Extracted data entries
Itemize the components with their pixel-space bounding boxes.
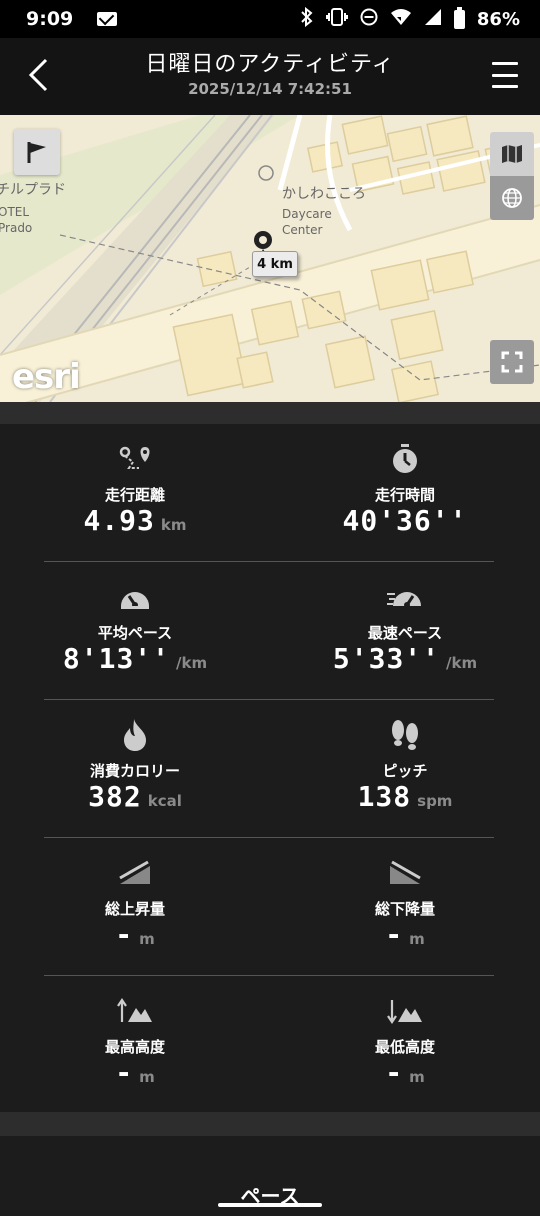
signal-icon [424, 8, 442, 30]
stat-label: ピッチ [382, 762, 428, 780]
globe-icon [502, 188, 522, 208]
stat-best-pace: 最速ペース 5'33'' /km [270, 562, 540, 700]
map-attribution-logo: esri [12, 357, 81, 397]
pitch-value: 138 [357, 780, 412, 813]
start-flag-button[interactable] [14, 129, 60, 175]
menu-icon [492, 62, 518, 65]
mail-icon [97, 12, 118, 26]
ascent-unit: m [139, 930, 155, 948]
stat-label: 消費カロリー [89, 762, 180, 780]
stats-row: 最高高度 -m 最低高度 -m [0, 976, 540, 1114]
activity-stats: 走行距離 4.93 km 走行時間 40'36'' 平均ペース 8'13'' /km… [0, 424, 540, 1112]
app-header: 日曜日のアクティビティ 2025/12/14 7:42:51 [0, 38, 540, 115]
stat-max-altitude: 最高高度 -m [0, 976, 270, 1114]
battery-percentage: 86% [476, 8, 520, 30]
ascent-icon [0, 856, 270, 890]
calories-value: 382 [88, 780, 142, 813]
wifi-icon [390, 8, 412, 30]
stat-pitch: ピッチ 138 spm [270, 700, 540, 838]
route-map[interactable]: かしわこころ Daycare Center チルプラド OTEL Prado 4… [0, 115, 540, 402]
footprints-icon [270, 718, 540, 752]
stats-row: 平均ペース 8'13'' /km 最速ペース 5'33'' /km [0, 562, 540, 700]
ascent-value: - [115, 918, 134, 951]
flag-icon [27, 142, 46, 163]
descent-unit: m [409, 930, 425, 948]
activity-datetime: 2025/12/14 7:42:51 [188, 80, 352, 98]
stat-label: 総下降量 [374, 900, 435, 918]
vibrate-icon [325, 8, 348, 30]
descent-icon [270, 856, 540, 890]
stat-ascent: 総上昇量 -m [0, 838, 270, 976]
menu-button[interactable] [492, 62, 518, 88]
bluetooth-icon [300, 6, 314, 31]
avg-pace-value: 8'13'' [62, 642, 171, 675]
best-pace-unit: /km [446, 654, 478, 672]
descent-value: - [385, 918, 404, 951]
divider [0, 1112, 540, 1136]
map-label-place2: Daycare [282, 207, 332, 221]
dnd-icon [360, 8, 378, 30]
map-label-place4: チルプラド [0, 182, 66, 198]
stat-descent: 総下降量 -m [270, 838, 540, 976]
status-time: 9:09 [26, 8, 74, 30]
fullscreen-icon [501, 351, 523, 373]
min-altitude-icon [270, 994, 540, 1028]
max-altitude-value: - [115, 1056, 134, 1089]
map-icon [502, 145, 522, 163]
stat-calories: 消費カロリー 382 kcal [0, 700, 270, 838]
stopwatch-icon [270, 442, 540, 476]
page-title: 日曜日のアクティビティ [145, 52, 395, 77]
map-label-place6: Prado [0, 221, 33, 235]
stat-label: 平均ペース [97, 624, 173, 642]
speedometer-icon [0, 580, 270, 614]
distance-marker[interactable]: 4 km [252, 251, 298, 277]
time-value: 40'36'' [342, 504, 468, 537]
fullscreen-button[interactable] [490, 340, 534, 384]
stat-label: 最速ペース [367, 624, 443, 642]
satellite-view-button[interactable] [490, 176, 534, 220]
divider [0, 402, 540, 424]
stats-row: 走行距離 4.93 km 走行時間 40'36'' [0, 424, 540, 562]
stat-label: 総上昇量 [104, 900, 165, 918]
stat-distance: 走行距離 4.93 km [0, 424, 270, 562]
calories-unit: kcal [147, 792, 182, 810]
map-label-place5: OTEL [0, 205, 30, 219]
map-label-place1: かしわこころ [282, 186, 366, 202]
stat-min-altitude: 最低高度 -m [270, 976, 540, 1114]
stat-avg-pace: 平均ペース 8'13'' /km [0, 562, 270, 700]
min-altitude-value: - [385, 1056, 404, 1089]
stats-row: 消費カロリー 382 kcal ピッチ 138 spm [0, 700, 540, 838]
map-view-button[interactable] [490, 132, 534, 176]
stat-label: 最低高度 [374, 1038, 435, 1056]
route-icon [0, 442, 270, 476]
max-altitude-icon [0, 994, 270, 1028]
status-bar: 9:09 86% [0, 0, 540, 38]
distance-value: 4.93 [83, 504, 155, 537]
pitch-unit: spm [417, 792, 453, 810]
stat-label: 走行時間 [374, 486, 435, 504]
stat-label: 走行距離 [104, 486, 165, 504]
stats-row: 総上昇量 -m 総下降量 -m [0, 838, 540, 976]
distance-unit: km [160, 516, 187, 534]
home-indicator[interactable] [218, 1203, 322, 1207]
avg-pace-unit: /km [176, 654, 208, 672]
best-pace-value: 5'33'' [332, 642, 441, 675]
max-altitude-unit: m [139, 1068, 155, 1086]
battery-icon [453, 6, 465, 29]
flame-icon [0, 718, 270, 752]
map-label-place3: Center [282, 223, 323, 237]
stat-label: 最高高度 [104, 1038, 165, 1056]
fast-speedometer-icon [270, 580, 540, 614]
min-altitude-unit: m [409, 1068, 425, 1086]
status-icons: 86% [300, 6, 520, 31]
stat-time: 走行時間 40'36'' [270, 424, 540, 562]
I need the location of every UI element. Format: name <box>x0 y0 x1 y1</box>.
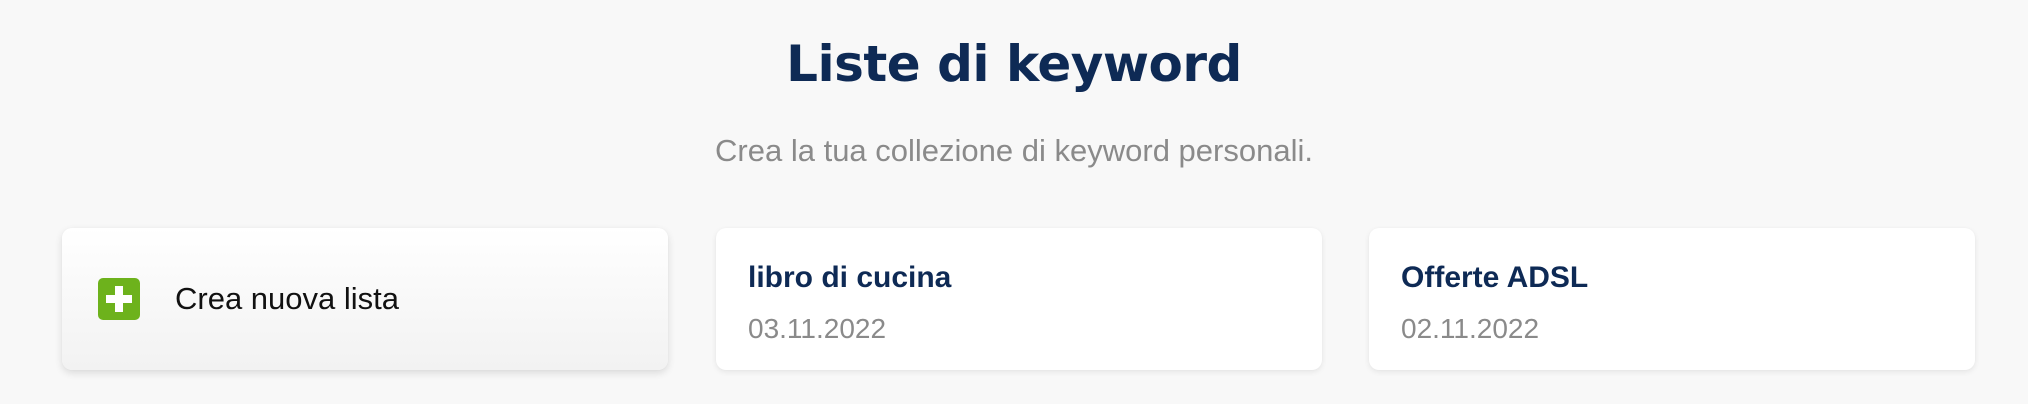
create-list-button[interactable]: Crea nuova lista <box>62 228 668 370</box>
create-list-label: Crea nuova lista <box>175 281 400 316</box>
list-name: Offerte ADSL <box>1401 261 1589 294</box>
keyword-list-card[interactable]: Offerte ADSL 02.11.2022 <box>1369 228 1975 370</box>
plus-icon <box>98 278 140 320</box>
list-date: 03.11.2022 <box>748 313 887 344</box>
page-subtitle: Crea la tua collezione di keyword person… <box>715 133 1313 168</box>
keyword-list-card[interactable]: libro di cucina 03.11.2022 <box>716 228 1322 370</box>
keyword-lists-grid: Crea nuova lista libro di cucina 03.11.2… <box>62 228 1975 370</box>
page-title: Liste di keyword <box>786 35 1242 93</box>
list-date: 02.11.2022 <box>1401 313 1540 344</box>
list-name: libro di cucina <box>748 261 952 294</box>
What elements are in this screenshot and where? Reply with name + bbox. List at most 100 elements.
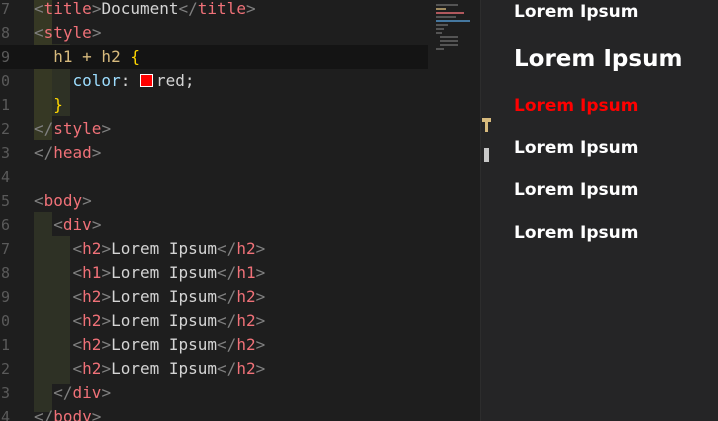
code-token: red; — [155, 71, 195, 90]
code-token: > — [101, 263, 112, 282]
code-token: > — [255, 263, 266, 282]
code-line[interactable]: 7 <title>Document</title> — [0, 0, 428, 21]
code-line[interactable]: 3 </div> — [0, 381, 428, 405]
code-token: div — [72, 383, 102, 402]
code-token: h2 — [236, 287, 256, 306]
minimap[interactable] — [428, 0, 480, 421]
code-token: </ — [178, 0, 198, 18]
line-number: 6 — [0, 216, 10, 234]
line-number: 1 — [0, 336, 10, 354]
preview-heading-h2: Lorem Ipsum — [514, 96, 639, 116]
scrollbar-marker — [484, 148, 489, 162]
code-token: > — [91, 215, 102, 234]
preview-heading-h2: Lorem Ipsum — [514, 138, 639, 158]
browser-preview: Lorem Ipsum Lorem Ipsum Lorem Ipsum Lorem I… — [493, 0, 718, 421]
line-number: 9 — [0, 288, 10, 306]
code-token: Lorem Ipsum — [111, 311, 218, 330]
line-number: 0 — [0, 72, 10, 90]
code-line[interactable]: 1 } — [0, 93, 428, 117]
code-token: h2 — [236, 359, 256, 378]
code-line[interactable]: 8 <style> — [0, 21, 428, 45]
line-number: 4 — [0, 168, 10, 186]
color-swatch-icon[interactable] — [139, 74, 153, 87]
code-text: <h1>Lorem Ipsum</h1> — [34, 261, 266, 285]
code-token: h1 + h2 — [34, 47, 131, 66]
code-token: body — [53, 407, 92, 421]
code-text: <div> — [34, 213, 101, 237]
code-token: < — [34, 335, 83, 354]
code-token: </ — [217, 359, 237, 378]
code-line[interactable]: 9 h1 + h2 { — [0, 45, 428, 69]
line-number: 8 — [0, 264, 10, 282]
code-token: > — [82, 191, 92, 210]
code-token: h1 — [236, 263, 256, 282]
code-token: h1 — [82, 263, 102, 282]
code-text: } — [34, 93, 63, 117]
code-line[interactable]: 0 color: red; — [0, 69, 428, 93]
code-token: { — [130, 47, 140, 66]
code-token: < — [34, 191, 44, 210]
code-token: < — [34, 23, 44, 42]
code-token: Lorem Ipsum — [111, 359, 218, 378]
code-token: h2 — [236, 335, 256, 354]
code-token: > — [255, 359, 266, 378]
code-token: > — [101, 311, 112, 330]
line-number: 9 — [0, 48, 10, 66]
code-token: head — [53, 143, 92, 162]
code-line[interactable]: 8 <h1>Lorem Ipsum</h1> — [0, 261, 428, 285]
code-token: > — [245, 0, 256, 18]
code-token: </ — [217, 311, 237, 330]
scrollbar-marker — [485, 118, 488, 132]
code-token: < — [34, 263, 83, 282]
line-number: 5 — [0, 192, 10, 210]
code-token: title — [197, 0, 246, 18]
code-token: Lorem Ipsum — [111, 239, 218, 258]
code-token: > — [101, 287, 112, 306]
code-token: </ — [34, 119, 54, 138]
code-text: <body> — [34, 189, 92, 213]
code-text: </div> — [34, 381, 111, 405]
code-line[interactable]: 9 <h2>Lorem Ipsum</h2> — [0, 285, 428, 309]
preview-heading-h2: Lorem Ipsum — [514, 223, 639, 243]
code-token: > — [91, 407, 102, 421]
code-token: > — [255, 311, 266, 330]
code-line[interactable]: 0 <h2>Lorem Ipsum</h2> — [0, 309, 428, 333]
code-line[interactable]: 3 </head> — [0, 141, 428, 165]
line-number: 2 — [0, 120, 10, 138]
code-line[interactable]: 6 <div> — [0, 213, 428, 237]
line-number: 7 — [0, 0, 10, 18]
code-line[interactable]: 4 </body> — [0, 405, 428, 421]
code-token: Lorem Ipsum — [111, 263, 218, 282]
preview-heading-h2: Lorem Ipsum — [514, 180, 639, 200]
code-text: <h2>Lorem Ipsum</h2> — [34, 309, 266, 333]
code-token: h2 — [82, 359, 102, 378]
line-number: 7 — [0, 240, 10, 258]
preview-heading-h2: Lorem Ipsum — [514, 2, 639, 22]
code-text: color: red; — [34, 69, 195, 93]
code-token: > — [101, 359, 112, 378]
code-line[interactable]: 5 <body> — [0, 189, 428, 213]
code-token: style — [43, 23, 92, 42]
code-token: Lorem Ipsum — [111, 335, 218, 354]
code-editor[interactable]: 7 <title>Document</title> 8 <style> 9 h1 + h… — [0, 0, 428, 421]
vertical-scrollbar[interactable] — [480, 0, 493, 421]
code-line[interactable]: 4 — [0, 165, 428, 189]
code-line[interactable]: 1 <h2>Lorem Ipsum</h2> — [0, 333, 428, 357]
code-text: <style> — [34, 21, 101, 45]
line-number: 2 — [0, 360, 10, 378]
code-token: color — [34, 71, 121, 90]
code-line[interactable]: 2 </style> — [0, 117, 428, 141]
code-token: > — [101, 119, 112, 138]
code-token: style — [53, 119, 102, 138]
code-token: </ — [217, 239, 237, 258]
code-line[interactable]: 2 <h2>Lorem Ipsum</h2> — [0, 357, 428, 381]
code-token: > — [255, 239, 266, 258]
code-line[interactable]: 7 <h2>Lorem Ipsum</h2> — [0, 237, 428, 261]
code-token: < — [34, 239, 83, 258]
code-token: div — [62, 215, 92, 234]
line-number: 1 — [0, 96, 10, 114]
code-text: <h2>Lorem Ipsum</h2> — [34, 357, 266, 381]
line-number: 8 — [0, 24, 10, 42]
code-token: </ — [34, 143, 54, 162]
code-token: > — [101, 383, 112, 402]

▸ REQUIREMENT
Please echo the lines of the listing verbatim, starting with the line that contains "code-token: red; — [155, 71, 195, 90]" and going on through the line that contains "code-token: h1 — [236, 263, 256, 282]".

▸ PROBLEM SOLUTION
code-token: red; — [155, 71, 195, 90]
code-token: > — [101, 263, 112, 282]
code-token: > — [255, 263, 266, 282]
code-line[interactable]: 7 <title>Document</title> — [0, 0, 428, 21]
code-line[interactable]: 3 </div> — [0, 381, 428, 405]
code-token: div — [72, 383, 102, 402]
code-token: h2 — [236, 287, 256, 306]
minimap[interactable] — [428, 0, 480, 421]
code-token: </ — [178, 0, 198, 18]
line-number: 6 — [0, 216, 10, 234]
line-number: 1 — [0, 336, 10, 354]
preview-heading-h2: Lorem Ipsum — [514, 96, 639, 116]
scrollbar-marker — [484, 148, 489, 162]
code-token: > — [91, 215, 102, 234]
preview-heading-h2: Lorem Ipsum — [514, 138, 639, 158]
browser-preview: Lorem Ipsum Lorem Ipsum Lorem Ipsum Lorem I… — [493, 0, 718, 421]
line-number: 9 — [0, 288, 10, 306]
code-token: Lorem Ipsum — [111, 311, 218, 330]
line-number: 0 — [0, 72, 10, 90]
code-line[interactable]: 1 } — [0, 93, 428, 117]
code-token: h2 — [236, 359, 256, 378]
code-line[interactable]: 8 <style> — [0, 21, 428, 45]
line-number: 4 — [0, 168, 10, 186]
color-swatch-icon[interactable] — [139, 74, 153, 87]
code-text: <h1>Lorem Ipsum</h1> — [34, 261, 266, 285]
code-token: h1 + h2 — [34, 47, 131, 66]
code-token: body — [53, 407, 92, 421]
code-text: <div> — [34, 213, 101, 237]
code-token: < — [34, 335, 83, 354]
code-token: </ — [217, 359, 237, 378]
code-line[interactable]: 9 h1 + h2 { — [0, 45, 428, 69]
line-number: 8 — [0, 264, 10, 282]
code-token: > — [82, 191, 92, 210]
code-token: h1 — [236, 263, 256, 282]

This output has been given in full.